# The problem:
Report how many lines hold the string "ΥΠΟΥΡΓΕΙΟ". Give the number and nothing else.

# Entries shown:
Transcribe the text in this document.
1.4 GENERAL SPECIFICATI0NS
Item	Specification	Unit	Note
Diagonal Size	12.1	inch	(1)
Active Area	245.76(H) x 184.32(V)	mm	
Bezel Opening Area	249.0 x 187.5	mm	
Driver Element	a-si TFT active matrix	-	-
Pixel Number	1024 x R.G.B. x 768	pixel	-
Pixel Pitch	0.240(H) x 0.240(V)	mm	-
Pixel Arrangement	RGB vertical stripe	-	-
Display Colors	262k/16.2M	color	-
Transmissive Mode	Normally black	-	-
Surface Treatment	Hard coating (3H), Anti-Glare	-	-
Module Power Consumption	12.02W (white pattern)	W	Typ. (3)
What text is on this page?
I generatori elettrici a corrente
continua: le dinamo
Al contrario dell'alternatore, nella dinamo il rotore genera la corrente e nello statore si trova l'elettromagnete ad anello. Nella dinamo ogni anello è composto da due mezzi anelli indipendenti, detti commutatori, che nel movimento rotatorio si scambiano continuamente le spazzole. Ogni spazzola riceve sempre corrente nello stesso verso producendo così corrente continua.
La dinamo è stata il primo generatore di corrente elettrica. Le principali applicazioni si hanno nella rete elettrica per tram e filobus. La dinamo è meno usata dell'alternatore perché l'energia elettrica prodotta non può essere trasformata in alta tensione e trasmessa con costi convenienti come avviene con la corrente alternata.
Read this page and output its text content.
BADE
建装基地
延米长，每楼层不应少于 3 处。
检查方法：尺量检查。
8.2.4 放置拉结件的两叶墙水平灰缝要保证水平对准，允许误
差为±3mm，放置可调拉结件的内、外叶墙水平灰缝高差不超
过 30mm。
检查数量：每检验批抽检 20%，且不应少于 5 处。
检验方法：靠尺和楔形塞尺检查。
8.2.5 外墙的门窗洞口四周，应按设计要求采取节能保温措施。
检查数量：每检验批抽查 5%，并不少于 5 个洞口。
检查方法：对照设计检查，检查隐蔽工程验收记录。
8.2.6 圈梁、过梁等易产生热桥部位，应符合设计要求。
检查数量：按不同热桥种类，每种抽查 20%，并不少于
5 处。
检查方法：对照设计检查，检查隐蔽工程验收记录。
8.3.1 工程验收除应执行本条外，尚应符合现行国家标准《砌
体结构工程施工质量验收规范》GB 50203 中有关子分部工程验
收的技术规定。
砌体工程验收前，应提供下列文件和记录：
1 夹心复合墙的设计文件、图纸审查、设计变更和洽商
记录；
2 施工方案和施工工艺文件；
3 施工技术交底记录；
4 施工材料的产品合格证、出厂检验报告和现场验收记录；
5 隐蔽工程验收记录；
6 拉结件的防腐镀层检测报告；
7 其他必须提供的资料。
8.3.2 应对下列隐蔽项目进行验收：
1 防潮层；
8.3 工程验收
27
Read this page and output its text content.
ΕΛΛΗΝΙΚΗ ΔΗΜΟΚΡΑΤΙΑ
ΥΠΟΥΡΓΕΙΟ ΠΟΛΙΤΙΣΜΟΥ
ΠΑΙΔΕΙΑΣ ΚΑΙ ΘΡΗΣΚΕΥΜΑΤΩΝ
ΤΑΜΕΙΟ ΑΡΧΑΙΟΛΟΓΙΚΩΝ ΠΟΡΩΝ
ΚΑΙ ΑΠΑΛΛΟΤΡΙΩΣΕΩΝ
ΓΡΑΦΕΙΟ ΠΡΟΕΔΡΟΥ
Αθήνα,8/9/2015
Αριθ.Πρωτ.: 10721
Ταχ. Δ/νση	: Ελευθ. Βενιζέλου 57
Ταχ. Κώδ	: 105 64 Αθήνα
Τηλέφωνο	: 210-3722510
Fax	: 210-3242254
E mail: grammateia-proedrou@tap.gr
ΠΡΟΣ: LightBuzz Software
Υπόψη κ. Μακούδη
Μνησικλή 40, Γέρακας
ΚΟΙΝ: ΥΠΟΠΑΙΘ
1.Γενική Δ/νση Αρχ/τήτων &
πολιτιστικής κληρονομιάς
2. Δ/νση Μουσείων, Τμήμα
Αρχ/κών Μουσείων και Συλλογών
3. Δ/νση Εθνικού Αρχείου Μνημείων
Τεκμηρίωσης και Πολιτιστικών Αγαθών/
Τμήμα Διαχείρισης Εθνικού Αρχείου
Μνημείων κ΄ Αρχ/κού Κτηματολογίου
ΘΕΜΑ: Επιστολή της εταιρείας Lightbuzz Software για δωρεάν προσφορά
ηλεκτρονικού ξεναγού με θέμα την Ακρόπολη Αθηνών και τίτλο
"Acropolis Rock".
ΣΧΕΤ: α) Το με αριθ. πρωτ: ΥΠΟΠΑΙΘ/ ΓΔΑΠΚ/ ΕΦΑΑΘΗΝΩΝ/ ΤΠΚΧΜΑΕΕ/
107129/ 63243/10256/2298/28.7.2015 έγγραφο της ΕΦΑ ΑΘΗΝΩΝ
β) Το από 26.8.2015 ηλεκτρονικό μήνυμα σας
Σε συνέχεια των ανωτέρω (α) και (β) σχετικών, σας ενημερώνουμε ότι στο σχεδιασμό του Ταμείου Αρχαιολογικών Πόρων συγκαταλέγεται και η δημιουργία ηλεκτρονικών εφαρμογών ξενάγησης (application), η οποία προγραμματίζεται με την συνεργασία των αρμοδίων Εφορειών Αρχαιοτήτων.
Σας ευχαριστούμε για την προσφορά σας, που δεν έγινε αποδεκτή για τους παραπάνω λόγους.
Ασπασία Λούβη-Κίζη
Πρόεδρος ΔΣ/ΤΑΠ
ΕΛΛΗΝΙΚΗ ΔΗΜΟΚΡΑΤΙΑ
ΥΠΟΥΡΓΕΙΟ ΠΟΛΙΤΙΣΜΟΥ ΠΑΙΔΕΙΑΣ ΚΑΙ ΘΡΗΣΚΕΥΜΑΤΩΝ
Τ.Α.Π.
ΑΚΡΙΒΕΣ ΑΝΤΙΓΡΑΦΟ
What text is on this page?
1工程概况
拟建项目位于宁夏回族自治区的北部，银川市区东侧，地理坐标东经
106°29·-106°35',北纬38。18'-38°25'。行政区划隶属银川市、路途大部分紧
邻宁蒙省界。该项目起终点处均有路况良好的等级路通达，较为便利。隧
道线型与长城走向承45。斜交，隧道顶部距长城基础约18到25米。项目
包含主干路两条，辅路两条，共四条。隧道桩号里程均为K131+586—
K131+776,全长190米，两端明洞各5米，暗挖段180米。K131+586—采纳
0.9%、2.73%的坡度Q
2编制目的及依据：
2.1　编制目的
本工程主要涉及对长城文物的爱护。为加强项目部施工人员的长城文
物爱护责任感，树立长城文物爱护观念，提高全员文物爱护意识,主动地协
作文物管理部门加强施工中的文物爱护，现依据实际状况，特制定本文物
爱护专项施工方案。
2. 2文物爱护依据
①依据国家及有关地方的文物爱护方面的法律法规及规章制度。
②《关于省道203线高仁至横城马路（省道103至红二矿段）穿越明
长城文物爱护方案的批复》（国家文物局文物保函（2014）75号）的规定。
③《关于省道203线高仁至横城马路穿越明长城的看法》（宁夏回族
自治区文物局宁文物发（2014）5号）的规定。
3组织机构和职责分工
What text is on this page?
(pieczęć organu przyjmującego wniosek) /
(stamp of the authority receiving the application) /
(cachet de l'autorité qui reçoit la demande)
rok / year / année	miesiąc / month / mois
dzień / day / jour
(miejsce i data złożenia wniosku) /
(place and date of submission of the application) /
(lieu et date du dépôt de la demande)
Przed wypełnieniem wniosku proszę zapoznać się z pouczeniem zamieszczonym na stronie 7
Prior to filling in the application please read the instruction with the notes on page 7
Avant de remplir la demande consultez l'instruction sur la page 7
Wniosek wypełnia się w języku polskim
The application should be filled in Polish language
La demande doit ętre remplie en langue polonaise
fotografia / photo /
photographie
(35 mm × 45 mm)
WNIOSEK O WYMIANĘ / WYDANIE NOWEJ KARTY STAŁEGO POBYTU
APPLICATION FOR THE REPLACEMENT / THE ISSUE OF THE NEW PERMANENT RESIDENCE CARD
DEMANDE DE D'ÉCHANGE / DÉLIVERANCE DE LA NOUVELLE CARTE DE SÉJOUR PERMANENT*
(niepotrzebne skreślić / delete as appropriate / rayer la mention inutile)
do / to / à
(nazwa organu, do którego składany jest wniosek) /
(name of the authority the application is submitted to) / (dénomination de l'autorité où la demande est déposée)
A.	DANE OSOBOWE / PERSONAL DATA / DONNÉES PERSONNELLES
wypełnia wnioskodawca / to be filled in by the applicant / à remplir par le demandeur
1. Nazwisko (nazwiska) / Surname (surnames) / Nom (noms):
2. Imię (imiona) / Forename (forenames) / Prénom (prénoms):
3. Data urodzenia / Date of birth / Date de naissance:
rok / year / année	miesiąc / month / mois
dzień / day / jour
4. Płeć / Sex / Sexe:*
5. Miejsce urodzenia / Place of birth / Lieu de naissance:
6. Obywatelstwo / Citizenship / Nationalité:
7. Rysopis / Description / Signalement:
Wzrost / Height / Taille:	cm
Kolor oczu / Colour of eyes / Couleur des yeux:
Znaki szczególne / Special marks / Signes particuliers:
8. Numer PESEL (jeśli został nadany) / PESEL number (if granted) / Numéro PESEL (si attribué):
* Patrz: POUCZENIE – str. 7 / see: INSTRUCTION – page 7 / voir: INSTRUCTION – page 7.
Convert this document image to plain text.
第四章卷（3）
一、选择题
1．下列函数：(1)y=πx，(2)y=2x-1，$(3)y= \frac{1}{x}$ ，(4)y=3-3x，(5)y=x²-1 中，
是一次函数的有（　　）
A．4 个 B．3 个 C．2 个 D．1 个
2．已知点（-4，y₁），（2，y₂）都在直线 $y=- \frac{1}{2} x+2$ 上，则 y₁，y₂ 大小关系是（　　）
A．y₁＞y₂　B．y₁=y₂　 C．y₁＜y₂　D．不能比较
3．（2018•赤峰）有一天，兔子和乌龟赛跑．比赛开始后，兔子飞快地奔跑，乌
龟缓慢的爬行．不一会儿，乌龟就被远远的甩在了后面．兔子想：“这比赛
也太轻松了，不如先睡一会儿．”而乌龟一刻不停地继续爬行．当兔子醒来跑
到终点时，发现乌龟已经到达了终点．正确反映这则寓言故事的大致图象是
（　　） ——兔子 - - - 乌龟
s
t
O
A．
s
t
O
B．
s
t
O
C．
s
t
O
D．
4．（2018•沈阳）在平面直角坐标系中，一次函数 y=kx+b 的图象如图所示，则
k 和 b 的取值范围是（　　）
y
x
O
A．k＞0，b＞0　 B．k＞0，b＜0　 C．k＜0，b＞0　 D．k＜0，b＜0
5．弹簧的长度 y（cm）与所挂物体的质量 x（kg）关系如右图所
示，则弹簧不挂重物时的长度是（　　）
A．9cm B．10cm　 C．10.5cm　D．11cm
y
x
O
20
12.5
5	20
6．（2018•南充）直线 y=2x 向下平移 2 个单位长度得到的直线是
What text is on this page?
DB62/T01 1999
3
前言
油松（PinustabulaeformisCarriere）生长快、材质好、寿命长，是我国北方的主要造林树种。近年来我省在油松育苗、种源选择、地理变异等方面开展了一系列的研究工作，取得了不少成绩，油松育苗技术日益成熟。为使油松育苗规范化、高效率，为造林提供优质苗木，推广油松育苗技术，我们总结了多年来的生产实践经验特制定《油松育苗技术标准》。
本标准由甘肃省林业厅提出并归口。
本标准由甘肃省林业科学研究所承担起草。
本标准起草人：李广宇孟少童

# Worked answer:
2